**AIM:** Your task is to restate the data word for word.

[Stored data entries]
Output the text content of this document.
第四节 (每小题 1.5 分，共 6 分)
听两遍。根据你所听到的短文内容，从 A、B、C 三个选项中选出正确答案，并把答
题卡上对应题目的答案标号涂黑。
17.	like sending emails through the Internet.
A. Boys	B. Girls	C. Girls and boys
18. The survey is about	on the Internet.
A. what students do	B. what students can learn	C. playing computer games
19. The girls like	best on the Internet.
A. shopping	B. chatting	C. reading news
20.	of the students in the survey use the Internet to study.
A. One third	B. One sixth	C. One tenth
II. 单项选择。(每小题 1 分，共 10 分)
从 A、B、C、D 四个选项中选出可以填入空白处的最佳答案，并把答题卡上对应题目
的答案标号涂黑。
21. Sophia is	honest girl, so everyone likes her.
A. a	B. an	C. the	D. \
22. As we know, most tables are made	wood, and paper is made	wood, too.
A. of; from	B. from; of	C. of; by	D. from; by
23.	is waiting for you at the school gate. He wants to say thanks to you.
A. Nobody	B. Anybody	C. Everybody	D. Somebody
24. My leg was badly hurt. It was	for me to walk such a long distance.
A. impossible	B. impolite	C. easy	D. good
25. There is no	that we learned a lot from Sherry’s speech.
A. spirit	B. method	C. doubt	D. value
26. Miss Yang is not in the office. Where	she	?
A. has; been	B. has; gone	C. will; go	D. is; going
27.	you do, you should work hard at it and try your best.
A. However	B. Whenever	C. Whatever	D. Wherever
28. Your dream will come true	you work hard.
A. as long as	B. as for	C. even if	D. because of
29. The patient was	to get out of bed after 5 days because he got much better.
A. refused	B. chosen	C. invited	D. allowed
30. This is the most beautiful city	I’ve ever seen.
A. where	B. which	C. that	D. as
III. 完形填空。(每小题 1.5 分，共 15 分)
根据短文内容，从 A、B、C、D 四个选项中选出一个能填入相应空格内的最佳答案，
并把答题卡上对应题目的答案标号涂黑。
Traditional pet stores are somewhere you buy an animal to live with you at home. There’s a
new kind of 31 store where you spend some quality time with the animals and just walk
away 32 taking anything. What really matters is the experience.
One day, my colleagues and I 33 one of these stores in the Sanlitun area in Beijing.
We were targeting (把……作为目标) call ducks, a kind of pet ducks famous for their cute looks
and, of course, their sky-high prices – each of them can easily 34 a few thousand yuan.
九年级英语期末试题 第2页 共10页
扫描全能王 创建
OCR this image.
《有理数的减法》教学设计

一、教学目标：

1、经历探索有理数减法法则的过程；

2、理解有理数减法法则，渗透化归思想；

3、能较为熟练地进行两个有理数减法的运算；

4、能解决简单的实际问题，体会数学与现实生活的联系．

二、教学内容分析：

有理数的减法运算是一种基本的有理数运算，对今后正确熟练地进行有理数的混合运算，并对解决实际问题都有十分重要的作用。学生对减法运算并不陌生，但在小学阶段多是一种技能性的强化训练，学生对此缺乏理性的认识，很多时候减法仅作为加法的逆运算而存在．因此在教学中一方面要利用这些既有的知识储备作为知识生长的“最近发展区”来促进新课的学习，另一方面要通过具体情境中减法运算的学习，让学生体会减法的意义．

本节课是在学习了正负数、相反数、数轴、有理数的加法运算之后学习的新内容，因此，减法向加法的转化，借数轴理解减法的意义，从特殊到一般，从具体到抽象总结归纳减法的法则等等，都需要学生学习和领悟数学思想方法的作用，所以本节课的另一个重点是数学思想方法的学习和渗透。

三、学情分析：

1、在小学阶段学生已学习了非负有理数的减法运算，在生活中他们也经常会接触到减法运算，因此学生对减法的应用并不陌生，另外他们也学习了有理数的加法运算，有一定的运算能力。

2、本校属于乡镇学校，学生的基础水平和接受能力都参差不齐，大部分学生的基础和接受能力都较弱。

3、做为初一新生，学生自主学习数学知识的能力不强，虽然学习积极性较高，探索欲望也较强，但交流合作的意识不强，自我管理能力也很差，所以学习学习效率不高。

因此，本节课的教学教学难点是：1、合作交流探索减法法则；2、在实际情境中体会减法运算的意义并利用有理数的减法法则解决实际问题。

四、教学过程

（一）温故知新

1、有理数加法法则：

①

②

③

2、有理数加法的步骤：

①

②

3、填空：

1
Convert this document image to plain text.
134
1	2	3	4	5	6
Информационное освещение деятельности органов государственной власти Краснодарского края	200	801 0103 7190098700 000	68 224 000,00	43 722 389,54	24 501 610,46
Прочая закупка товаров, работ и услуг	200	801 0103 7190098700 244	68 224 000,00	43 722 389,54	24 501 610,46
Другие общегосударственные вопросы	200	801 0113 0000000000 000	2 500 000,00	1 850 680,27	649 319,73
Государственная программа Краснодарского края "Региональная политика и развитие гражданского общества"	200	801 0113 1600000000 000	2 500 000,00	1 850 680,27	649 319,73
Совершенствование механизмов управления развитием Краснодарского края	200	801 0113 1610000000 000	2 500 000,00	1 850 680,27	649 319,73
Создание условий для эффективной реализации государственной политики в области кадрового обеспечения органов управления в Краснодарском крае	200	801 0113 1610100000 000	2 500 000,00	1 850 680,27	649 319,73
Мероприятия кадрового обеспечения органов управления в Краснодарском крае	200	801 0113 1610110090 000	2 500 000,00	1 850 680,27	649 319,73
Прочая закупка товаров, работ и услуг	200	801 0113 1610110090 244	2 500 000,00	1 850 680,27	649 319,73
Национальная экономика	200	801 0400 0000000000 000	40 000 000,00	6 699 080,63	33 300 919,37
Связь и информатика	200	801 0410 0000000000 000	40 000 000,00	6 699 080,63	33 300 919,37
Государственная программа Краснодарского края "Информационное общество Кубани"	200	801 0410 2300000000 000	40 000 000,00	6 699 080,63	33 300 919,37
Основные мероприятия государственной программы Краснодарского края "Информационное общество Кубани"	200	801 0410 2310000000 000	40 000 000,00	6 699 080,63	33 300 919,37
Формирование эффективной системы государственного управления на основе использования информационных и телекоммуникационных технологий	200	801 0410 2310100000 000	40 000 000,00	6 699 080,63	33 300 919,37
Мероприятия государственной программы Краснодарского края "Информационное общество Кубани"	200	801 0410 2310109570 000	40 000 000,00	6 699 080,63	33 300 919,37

**THE RESPONSE:**
Output the text content of this document.
第四节 (每小题 1.5 分，共 6 分)
听两遍。根据你所听到的短文内容，从 A、B、C 三个选项中选出正确答案，并把答
题卡上对应题目的答案标号涂黑。
17.	like sending emails through the Internet.
A. Boys	B. Girls	C. Girls and boys
18. The survey is about	on the Internet.
A. what students do	B. what students can learn	C. playing computer games
19. The girls like	best on the Internet.
A. shopping	B. chatting	C. reading news
20.	of the students in the survey use the Internet to study.
A. One third	B. One sixth	C. One tenth
II. 单项选择。(每小题 1 分，共 10 分)
从 A、B、C、D 四个选项中选出可以填入空白处的最佳答案，并把答题卡上对应题目
的答案标号涂黑。
21. Sophia is	honest girl, so everyone likes her.
A. a	B. an	C. the	D. \
22. As we know, most tables are made	wood, and paper is made	wood, too.
A. of; from	B. from; of	C. of; by	D. from; by
23.	is waiting for you at the school gate. He wants to say thanks to you.
A. Nobody	B. Anybody	C. Everybody	D. Somebody
24. My leg was badly hurt. It was	for me to walk such a long distance.
A. impossible	B. impolite	C. easy	D. good
25. There is no	that we learned a lot from Sherry’s speech.
A. spirit	B. method	C. doubt	D. value
26. Miss Yang is not in the office. Where	she	?
A. has; been	B. has; gone	C. will; go	D. is; going
27.	you do, you should work hard at it and try your best.
A. However	B. Whenever	C. Whatever	D. Wherever
28. Your dream will come true	you work hard.
A. as long as	B. as for	C. even if	D. because of
29. The patient was	to get out of bed after 5 days because he got much better.
A. refused	B. chosen	C. invited	D. allowed
30. This is the most beautiful city	I’ve ever seen.
A. where	B. which	C. that	D. as
III. 完形填空。(每小题 1.5 分，共 15 分)
根据短文内容，从 A、B、C、D 四个选项中选出一个能填入相应空格内的最佳答案，
并把答题卡上对应题目的答案标号涂黑。
Traditional pet stores are somewhere you buy an animal to live with you at home. There’s a
new kind of 31 store where you spend some quality time with the animals and just walk
away 32 taking anything. What really matters is the experience.
One day, my colleagues and I 33 one of these stores in the Sanlitun area in Beijing.
We were targeting (把……作为目标) call ducks, a kind of pet ducks famous for their cute looks
and, of course, their sky-high prices – each of them can easily 34 a few thousand yuan.
九年级英语期末试题 第2页 共10页
扫描全能王 创建
OCR this image.
《有理数的减法》教学设计

一、教学目标：

1、经历探索有理数减法法则的过程；

2、理解有理数减法法则，渗透化归思想；

3、能较为熟练地进行两个有理数减法的运算；

4、能解决简单的实际问题，体会数学与现实生活的联系．

二、教学内容分析：

有理数的减法运算是一种基本的有理数运算，对今后正确熟练地进行有理数的混合运算，并对解决实际问题都有十分重要的作用。学生对减法运算并不陌生，但在小学阶段多是一种技能性的强化训练，学生对此缺乏理性的认识，很多时候减法仅作为加法的逆运算而存在．因此在教学中一方面要利用这些既有的知识储备作为知识生长的“最近发展区”来促进新课的学习，另一方面要通过具体情境中减法运算的学习，让学生体会减法的意义．

本节课是在学习了正负数、相反数、数轴、有理数的加法运算之后学习的新内容，因此，减法向加法的转化，借数轴理解减法的意义，从特殊到一般，从具体到抽象总结归纳减法的法则等等，都需要学生学习和领悟数学思想方法的作用，所以本节课的另一个重点是数学思想方法的学习和渗透。

三、学情分析：

1、在小学阶段学生已学习了非负有理数的减法运算，在生活中他们也经常会接触到减法运算，因此学生对减法的应用并不陌生，另外他们也学习了有理数的加法运算，有一定的运算能力。

2、本校属于乡镇学校，学生的基础水平和接受能力都参差不齐，大部分学生的基础和接受能力都较弱。

3、做为初一新生，学生自主学习数学知识的能力不强，虽然学习积极性较高，探索欲望也较强，但交流合作的意识不强，自我管理能力也很差，所以学习学习效率不高。

因此，本节课的教学教学难点是：1、合作交流探索减法法则；2、在实际情境中体会减法运算的意义并利用有理数的减法法则解决实际问题。

四、教学过程

（一）温故知新

1、有理数加法法则：

①

②

③

2、有理数加法的步骤：

①

②

3、填空：

1
Convert this document image to plain text.
134
1	2	3	4	5	6
Информационное освещение деятельности органов государственной власти Краснодарского края	200	801 0103 7190098700 000	68 224 000,00	43 722 389,54	24 501 610,46
Прочая закупка товаров, работ и услуг	200	801 0103 7190098700 244	68 224 000,00	43 722 389,54	24 501 610,46
Другие общегосударственные вопросы	200	801 0113 0000000000 000	2 500 000,00	1 850 680,27	649 319,73
Государственная программа Краснодарского края "Региональная политика и развитие гражданского общества"	200	801 0113 1600000000 000	2 500 000,00	1 850 680,27	649 319,73
Совершенствование механизмов управления развитием Краснодарского края	200	801 0113 1610000000 000	2 500 000,00	1 850 680,27	649 319,73
Создание условий для эффективной реализации государственной политики в области кадрового обеспечения органов управления в Краснодарском крае	200	801 0113 1610100000 000	2 500 000,00	1 850 680,27	649 319,73
Мероприятия кадрового обеспечения органов управления в Краснодарском крае	200	801 0113 1610110090 000	2 500 000,00	1 850 680,27	649 319,73
Прочая закупка товаров, работ и услуг	200	801 0113 1610110090 244	2 500 000,00	1 850 680,27	649 319,73
Национальная экономика	200	801 0400 0000000000 000	40 000 000,00	6 699 080,63	33 300 919,37
Связь и информатика	200	801 0410 0000000000 000	40 000 000,00	6 699 080,63	33 300 919,37
Государственная программа Краснодарского края "Информационное общество Кубани"	200	801 0410 2300000000 000	40 000 000,00	6 699 080,63	33 300 919,37
Основные мероприятия государственной программы Краснодарского края "Информационное общество Кубани"	200	801 0410 2310000000 000	40 000 000,00	6 699 080,63	33 300 919,37
Формирование эффективной системы государственного управления на основе использования информационных и телекоммуникационных технологий	200	801 0410 2310100000 000	40 000 000,00	6 699 080,63	33 300 919,37
Мероприятия государственной программы Краснодарского края "Информационное общество Кубани"	200	801 0410 2310109570 000	40 000 000,00	6 699 080,63	33 300 919,37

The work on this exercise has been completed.